**TO DO**
Look through the records below, and copy out every line that holds the string "this".

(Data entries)
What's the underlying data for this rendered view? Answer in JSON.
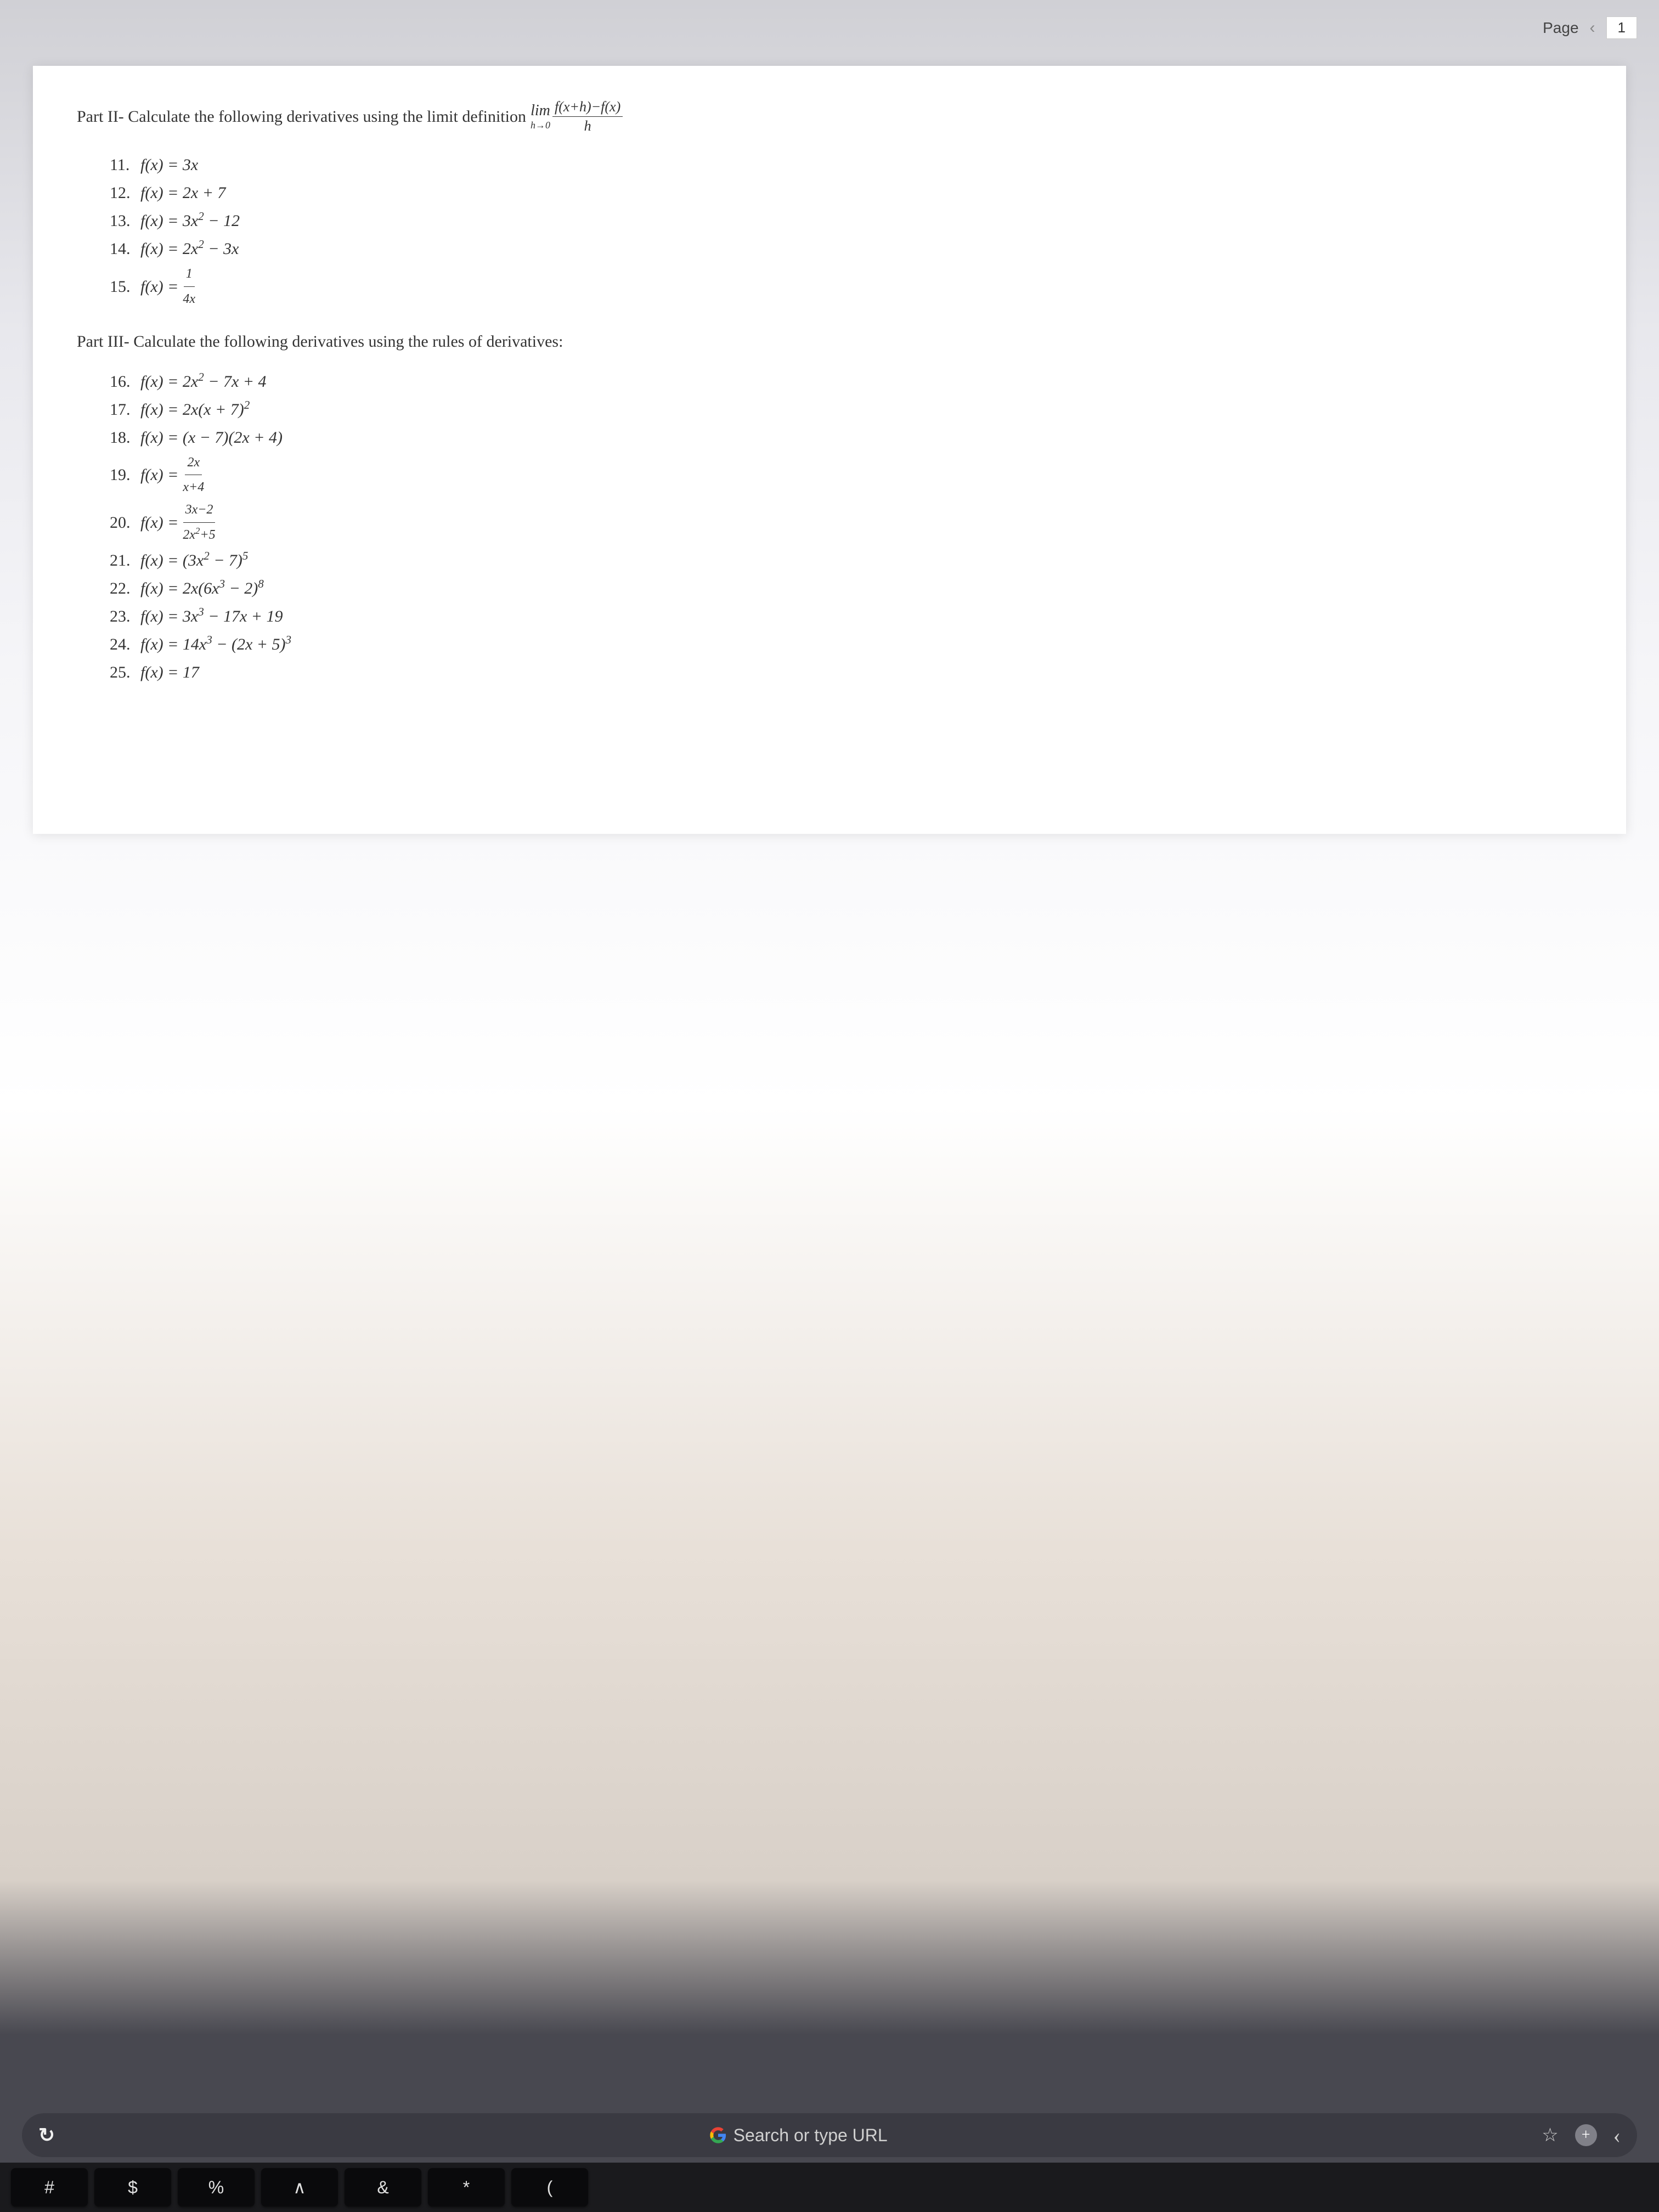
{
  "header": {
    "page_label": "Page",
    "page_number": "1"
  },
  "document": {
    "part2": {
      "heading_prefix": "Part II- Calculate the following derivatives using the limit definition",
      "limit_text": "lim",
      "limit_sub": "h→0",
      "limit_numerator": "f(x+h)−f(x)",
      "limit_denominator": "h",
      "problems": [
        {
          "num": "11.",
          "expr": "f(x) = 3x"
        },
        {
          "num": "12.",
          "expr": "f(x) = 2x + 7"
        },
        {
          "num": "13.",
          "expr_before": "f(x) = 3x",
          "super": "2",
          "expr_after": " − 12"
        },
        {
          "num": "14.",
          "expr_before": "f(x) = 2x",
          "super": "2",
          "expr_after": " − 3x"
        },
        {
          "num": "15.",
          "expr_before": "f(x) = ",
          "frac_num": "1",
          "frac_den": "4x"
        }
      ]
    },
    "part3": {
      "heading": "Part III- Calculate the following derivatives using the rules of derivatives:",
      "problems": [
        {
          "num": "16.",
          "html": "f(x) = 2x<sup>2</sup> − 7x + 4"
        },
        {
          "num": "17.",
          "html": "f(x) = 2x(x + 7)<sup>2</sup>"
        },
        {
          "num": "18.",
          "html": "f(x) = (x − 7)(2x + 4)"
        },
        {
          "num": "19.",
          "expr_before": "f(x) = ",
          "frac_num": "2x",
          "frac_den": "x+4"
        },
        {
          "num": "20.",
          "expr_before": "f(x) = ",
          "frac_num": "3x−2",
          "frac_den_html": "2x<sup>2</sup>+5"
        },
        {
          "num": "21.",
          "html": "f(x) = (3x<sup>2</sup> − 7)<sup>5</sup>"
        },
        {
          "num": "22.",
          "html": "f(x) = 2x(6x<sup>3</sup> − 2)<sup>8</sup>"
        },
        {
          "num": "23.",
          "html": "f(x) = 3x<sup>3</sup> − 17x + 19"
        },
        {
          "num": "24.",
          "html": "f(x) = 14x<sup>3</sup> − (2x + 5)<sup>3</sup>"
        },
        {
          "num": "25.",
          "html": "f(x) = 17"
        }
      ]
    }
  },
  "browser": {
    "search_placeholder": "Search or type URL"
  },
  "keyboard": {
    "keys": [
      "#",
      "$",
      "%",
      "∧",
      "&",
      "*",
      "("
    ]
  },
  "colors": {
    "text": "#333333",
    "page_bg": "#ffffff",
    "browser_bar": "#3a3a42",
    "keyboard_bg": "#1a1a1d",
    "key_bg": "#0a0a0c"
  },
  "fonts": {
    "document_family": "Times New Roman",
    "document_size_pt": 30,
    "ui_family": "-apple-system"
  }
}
* * *
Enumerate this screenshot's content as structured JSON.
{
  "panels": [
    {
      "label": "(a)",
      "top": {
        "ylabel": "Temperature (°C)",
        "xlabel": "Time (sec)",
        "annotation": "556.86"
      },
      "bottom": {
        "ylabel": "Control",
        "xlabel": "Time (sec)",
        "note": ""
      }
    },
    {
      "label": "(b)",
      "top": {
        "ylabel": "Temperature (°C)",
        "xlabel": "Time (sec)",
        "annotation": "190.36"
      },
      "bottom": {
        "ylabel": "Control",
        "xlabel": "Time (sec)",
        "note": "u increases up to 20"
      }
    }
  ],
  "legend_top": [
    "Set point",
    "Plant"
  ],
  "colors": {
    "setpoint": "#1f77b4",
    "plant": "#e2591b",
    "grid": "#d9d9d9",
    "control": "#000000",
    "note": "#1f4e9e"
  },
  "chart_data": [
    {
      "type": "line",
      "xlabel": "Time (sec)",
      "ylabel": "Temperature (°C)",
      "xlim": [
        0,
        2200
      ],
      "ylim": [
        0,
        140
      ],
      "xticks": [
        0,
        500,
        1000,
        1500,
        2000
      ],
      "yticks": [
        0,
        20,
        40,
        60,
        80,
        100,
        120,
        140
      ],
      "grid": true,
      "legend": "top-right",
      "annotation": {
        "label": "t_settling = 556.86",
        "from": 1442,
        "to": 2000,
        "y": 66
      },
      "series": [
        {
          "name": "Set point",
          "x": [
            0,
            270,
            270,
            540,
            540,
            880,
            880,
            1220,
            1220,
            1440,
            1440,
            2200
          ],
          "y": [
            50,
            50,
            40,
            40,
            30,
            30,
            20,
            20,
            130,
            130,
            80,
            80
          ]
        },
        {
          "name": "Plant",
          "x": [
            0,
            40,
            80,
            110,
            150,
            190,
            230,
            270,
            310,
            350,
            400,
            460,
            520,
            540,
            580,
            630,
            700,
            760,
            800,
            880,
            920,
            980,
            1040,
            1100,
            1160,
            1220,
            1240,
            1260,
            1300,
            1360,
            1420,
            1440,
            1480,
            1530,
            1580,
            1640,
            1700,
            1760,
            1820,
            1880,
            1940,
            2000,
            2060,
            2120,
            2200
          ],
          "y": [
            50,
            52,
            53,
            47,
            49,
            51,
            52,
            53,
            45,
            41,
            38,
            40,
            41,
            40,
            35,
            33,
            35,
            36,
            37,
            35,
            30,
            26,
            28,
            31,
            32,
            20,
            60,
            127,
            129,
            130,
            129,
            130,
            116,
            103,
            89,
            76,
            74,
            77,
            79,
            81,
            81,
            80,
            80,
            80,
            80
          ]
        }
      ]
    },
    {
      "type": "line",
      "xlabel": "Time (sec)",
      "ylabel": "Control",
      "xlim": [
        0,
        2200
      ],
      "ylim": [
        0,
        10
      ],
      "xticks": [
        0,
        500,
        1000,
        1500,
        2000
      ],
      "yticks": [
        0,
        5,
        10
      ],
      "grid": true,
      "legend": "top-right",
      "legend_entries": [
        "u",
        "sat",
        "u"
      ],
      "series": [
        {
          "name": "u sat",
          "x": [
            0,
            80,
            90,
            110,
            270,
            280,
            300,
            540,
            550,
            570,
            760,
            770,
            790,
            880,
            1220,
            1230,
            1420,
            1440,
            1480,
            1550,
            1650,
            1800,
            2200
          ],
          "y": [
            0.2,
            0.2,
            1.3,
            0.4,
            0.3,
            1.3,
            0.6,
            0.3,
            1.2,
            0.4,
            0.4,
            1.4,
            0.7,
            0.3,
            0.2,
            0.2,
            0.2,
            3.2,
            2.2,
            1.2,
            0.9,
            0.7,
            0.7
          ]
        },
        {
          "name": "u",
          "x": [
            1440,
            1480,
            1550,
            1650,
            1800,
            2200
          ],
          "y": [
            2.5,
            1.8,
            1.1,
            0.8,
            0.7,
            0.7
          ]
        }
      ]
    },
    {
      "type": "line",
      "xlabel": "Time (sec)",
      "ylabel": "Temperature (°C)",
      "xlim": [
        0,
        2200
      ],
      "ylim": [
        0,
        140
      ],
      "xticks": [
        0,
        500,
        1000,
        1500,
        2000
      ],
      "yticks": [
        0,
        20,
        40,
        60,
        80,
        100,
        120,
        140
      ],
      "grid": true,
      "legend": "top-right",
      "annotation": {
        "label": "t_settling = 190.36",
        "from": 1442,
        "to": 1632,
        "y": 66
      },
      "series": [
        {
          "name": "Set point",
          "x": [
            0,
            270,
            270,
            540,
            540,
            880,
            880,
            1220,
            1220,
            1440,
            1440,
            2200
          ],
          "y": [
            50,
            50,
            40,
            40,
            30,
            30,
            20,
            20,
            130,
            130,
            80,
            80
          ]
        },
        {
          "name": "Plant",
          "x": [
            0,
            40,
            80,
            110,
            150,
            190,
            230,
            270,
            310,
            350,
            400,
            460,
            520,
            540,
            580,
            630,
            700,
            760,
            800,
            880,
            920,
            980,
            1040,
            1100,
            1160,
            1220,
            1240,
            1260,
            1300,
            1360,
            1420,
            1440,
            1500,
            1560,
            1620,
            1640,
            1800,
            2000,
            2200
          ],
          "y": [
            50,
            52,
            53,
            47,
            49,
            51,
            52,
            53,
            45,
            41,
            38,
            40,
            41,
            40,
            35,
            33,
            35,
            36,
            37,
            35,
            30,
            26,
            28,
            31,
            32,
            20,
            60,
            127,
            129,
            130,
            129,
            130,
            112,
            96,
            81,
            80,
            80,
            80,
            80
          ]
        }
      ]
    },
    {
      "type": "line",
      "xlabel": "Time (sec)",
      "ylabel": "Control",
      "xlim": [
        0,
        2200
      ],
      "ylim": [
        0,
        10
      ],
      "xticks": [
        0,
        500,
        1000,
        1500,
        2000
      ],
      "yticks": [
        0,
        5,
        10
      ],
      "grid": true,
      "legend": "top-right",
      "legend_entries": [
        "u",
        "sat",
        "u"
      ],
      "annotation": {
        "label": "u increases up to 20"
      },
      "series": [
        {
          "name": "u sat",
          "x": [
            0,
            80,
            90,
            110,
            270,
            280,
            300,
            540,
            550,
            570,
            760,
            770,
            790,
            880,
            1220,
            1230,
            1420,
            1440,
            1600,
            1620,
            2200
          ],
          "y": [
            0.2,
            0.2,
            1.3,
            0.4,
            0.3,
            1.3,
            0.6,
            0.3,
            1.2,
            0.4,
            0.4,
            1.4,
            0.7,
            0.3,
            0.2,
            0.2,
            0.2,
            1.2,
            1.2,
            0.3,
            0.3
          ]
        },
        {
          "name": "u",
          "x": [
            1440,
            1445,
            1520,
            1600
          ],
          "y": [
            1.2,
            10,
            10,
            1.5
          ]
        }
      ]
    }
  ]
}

**ANSWER**
What's the underlying data for this rendered view? Answer in JSON.
Enumerate this screenshot's content as structured JSON.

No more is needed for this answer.